## begin
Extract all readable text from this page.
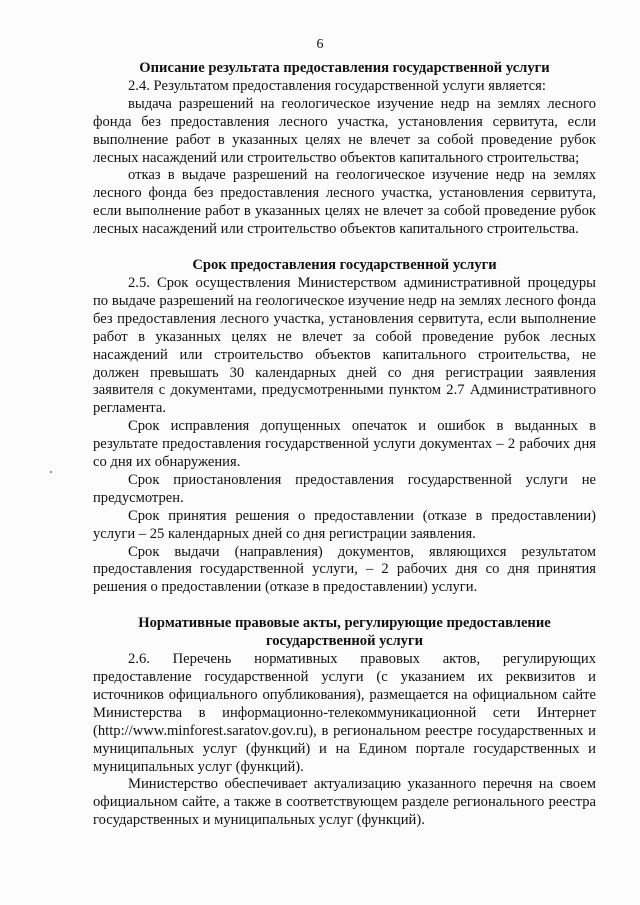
6

Описание результата предоставления государственной услуги

2.4. Результатом предоставления государственной услуги является:

выдача разрешений на геологическое изучение недр на землях лесного фонда без предоставления лесного участка, установления сервитута, если выполнение работ в указанных целях не влечет за собой проведение рубок лесных насаждений или строительство объектов капитального строительства;

отказ в выдаче разрешений на геологическое изучение недр на землях лесного фонда без предоставления лесного участка, установления сервитута, если выполнение работ в указанных целях не влечет за собой проведение рубок лесных насаждений или строительство объектов капитального строительства.

Срок предоставления государственной услуги

2.5. Срок осуществления Министерством административной процедуры по выдаче разрешений на геологическое изучение недр на землях лесного фонда без предоставления лесного участка, установления сервитута, если выполнение работ в указанных целях не влечет за собой проведение рубок лесных насаждений или строительство объектов капитального строительства, не должен превышать 30 календарных дней со дня регистрации заявления заявителя с документами, предусмотренными пунктом 2.7 Административного регламента.

Срок исправления допущенных опечаток и ошибок в выданных в результате предоставления государственной услуги документах – 2 рабочих дня со дня их обнаружения.

Срок приостановления предоставления государственной услуги не предусмотрен.

Срок принятия решения о предоставлении (отказе в предоставлении) услуги – 25 календарных дней со дня регистрации заявления.

Срок выдачи (направления) документов, являющихся результатом предоставления государственной услуги, – 2 рабочих дня со дня принятия решения о предоставлении (отказе в предоставлении) услуги.

Нормативные правовые акты, регулирующие предоставление
государственной услуги

2.6. Перечень нормативных правовых актов, регулирующих предоставление государственной услуги (с указанием их реквизитов и источников официального опубликования), размещается на официальном сайте Министерства в информационно-телекоммуникационной сети Интернет (http://www.minforest.saratov.gov.ru), в региональном реестре государственных и муниципальных услуг (функций) и на Едином портале государственных и муниципальных услуг (функций).

Министерство обеспечивает актуализацию указанного перечня на своем официальном сайте, а также в соответствующем разделе регионального реестра государственных и муниципальных услуг (функций).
## end
### Prompt
Give all the lines above again, character for character, without pictures.

### Output below
Extract all readable text from this page.
6

Описание результата предоставления государственной услуги

2.4. Результатом предоставления государственной услуги является:

выдача разрешений на геологическое изучение недр на землях лесного фонда без предоставления лесного участка, установления сервитута, если выполнение работ в указанных целях не влечет за собой проведение рубок лесных насаждений или строительство объектов капитального строительства;

отказ в выдаче разрешений на геологическое изучение недр на землях лесного фонда без предоставления лесного участка, установления сервитута, если выполнение работ в указанных целях не влечет за собой проведение рубок лесных насаждений или строительство объектов капитального строительства.

Срок предоставления государственной услуги

2.5. Срок осуществления Министерством административной процедуры по выдаче разрешений на геологическое изучение недр на землях лесного фонда без предоставления лесного участка, установления сервитута, если выполнение работ в указанных целях не влечет за собой проведение рубок лесных насаждений или строительство объектов капитального строительства, не должен превышать 30 календарных дней со дня регистрации заявления заявителя с документами, предусмотренными пунктом 2.7 Административного регламента.

Срок исправления допущенных опечаток и ошибок в выданных в результате предоставления государственной услуги документах – 2 рабочих дня со дня их обнаружения.

Срок приостановления предоставления государственной услуги не предусмотрен.

Срок принятия решения о предоставлении (отказе в предоставлении) услуги – 25 календарных дней со дня регистрации заявления.

Срок выдачи (направления) документов, являющихся результатом предоставления государственной услуги, – 2 рабочих дня со дня принятия решения о предоставлении (отказе в предоставлении) услуги.

Нормативные правовые акты, регулирующие предоставление
государственной услуги

2.6. Перечень нормативных правовых актов, регулирующих предоставление государственной услуги (с указанием их реквизитов и источников официального опубликования), размещается на официальном сайте Министерства в информационно-телекоммуникационной сети Интернет (http://www.minforest.saratov.gov.ru), в региональном реестре государственных и муниципальных услуг (функций) и на Едином портале государственных и муниципальных услуг (функций).

Министерство обеспечивает актуализацию указанного перечня на своем официальном сайте, а также в соответствующем разделе регионального реестра государственных и муниципальных услуг (функций).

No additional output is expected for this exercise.